▶ _Exercise instructions_: Among the records below, find each line that includes the string "Chabrier" and copy it.

▶ _Input records_:

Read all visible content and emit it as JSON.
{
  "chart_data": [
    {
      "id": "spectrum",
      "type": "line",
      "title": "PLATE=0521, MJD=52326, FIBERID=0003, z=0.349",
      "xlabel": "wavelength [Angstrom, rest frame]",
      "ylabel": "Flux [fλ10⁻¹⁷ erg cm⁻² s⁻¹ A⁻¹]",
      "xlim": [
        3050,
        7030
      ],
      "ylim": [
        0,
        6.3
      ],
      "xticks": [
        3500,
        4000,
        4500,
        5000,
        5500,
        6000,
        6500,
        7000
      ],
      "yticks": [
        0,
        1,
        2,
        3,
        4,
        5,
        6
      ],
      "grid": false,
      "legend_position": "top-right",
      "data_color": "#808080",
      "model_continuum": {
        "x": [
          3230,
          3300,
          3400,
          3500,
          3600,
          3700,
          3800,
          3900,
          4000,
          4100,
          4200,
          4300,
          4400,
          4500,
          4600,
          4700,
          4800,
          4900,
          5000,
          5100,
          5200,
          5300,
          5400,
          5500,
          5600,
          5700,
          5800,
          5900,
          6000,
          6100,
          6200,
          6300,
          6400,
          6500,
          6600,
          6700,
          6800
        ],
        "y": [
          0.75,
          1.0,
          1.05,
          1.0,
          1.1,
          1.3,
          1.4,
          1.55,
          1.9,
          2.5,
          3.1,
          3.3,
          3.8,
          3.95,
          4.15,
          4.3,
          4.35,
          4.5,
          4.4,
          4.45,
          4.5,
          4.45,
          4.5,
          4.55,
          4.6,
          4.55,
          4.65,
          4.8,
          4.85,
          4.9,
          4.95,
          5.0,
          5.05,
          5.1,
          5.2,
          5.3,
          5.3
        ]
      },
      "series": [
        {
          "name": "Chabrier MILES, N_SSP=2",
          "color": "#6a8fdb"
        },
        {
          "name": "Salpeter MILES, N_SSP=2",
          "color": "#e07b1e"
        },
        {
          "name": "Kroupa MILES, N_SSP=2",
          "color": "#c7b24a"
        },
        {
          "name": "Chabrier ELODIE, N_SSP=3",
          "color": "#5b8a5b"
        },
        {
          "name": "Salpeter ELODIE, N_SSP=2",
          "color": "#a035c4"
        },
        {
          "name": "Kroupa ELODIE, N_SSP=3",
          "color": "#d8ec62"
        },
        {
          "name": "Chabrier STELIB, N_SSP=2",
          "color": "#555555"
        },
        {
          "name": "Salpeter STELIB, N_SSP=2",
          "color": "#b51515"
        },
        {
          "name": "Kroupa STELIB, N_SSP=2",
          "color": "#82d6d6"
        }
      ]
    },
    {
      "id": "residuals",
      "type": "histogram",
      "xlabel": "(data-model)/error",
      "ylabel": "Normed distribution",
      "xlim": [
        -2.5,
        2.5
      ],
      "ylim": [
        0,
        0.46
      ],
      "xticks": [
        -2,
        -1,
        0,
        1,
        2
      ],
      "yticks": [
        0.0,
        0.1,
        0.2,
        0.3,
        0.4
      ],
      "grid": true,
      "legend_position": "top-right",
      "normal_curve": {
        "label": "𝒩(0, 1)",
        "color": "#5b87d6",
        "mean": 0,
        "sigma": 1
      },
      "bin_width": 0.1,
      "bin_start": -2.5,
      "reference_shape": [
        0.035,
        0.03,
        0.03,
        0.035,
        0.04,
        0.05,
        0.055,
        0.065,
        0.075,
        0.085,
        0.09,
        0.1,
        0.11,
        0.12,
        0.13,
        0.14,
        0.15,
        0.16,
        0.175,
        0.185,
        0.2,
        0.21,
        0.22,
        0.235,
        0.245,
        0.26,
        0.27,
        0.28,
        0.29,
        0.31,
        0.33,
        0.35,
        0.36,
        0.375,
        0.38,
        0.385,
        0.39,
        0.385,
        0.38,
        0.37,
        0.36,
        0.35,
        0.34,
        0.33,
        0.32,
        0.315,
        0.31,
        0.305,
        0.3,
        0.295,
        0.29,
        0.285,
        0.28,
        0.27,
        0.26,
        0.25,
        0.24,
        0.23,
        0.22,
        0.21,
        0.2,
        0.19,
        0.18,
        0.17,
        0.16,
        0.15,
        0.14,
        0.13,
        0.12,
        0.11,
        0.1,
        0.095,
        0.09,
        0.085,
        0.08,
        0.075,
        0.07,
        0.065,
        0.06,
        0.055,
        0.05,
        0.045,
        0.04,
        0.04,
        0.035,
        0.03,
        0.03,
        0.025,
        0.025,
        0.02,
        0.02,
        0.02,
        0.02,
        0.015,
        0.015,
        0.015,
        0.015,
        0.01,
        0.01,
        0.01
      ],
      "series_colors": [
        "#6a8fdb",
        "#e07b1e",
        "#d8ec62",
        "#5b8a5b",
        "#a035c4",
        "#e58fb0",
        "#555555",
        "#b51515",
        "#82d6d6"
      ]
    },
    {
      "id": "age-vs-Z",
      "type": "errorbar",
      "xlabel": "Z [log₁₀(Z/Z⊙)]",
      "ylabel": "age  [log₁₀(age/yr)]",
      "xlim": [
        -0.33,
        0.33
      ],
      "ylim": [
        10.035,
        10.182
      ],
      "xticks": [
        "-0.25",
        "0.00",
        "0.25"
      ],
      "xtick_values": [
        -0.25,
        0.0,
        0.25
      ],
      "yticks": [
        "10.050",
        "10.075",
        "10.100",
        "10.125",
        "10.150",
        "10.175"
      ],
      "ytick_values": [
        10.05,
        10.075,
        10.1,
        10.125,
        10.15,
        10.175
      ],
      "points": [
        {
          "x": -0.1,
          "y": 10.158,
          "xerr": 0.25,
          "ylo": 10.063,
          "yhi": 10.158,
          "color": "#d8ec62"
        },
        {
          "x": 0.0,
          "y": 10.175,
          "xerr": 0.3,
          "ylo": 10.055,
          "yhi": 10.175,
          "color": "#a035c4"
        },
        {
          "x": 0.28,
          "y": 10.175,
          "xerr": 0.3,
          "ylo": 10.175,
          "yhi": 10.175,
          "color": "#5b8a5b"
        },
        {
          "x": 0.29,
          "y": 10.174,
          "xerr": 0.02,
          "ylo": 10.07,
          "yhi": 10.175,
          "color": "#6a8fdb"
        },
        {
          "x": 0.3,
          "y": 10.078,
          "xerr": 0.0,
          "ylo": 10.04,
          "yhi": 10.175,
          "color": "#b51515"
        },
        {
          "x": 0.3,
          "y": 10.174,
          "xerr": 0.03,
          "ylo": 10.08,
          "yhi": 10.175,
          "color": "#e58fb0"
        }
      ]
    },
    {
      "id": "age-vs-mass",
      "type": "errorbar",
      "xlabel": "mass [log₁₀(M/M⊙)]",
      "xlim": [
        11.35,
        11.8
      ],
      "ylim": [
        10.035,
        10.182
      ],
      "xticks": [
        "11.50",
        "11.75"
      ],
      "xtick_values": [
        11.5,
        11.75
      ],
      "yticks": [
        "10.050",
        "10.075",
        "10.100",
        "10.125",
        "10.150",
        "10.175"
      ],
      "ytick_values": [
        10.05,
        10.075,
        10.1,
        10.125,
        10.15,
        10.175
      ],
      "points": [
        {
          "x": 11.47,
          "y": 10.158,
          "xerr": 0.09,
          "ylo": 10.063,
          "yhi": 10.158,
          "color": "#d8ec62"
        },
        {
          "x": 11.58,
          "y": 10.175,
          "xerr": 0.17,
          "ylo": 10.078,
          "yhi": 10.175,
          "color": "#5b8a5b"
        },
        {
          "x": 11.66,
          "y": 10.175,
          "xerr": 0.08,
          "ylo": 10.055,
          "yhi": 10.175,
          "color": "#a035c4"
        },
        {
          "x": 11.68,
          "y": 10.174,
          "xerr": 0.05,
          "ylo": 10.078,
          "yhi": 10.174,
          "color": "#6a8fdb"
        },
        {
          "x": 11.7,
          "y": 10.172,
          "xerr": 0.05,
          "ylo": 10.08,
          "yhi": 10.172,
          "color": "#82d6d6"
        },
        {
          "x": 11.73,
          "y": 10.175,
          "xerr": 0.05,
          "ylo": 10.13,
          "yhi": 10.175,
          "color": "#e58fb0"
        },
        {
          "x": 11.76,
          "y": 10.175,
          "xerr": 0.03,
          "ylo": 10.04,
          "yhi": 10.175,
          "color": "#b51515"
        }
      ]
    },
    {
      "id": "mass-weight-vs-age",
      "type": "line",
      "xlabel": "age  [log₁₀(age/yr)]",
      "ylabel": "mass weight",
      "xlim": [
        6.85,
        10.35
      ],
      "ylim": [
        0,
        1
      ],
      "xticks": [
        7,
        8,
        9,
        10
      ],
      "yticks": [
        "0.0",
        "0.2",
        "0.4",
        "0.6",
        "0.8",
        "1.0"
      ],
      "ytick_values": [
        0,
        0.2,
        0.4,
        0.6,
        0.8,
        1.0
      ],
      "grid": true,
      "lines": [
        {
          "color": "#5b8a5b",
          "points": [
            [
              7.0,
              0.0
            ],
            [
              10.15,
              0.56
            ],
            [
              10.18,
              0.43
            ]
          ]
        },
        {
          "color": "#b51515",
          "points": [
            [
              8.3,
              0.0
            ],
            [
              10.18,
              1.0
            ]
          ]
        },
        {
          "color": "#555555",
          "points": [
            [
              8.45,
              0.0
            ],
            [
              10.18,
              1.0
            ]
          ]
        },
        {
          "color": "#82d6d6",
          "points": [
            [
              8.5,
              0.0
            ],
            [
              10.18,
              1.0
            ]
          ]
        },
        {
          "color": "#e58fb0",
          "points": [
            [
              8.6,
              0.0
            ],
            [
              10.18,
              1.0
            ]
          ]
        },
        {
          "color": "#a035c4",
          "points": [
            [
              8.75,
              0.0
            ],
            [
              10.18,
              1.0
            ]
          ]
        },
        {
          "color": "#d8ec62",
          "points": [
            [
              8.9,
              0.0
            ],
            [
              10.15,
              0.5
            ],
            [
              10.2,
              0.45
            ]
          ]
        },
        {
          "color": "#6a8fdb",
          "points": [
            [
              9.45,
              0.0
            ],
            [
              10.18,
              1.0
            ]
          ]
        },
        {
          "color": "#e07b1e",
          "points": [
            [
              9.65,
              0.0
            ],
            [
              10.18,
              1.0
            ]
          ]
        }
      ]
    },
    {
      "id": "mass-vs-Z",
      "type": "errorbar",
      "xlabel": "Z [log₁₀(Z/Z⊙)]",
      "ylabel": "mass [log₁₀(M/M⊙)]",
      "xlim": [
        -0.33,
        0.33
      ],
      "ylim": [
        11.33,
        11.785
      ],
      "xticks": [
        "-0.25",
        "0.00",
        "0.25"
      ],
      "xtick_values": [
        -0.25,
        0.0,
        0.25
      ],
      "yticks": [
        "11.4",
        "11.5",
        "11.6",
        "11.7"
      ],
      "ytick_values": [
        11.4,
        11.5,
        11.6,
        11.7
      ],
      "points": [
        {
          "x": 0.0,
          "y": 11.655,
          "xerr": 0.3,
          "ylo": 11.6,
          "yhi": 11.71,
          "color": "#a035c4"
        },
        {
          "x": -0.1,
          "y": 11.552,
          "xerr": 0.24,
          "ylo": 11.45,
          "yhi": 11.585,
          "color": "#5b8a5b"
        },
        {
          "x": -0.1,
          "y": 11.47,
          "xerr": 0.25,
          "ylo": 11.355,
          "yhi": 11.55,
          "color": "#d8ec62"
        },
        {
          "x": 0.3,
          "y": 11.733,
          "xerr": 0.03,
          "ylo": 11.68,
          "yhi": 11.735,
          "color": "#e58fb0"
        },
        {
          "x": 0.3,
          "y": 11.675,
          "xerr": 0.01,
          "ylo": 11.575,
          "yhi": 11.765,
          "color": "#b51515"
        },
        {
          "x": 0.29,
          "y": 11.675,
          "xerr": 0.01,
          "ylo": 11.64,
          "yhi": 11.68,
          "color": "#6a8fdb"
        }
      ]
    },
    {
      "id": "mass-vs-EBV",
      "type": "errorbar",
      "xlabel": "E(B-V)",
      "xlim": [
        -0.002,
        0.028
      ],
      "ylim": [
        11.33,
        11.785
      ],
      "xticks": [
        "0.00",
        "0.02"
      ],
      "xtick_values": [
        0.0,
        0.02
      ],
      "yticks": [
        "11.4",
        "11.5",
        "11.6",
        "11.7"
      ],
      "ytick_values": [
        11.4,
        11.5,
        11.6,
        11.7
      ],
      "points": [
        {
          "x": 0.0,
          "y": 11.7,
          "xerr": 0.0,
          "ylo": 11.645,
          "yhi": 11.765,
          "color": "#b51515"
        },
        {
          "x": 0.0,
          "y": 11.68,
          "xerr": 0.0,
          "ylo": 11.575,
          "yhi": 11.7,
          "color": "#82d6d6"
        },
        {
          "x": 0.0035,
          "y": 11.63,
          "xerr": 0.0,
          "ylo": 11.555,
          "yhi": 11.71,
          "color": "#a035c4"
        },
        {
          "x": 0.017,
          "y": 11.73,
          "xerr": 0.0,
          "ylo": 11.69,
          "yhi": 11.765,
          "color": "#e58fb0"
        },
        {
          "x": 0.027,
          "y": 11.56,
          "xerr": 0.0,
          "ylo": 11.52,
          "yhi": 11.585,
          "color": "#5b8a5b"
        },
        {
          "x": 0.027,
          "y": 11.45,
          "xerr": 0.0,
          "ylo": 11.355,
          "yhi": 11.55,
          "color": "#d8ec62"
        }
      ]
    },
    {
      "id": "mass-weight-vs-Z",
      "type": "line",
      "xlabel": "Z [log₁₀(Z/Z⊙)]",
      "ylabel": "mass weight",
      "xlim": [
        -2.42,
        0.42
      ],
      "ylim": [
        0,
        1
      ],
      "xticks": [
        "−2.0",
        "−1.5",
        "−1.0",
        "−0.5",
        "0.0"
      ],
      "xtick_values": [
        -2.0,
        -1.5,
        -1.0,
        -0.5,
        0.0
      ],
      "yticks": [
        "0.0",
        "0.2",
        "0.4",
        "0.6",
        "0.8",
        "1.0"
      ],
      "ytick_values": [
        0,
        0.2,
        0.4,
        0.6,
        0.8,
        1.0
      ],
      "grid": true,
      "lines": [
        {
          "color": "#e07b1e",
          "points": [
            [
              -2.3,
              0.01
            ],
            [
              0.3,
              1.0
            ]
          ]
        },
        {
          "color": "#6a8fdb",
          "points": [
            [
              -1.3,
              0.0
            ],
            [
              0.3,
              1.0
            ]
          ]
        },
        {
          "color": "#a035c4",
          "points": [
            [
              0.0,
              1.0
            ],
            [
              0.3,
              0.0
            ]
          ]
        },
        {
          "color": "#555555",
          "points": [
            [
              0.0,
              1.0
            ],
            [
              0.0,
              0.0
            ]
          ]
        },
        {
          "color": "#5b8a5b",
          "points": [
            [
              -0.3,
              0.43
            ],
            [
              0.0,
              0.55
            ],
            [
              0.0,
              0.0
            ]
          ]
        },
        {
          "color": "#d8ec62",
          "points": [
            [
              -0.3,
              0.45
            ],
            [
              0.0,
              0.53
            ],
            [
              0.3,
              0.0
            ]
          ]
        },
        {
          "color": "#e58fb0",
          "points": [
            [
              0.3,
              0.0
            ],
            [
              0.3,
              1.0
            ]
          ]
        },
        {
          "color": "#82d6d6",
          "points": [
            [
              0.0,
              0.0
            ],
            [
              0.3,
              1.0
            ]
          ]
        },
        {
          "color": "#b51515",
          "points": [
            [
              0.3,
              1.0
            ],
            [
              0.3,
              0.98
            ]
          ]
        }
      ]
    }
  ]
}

▶ _Response to this exercise_:
          "name": "Chabrier MILES, N_SSP=2",
          "name": "Chabrier ELODIE, N_SSP=3",
          "name": "Chabrier STELIB, N_SSP=2",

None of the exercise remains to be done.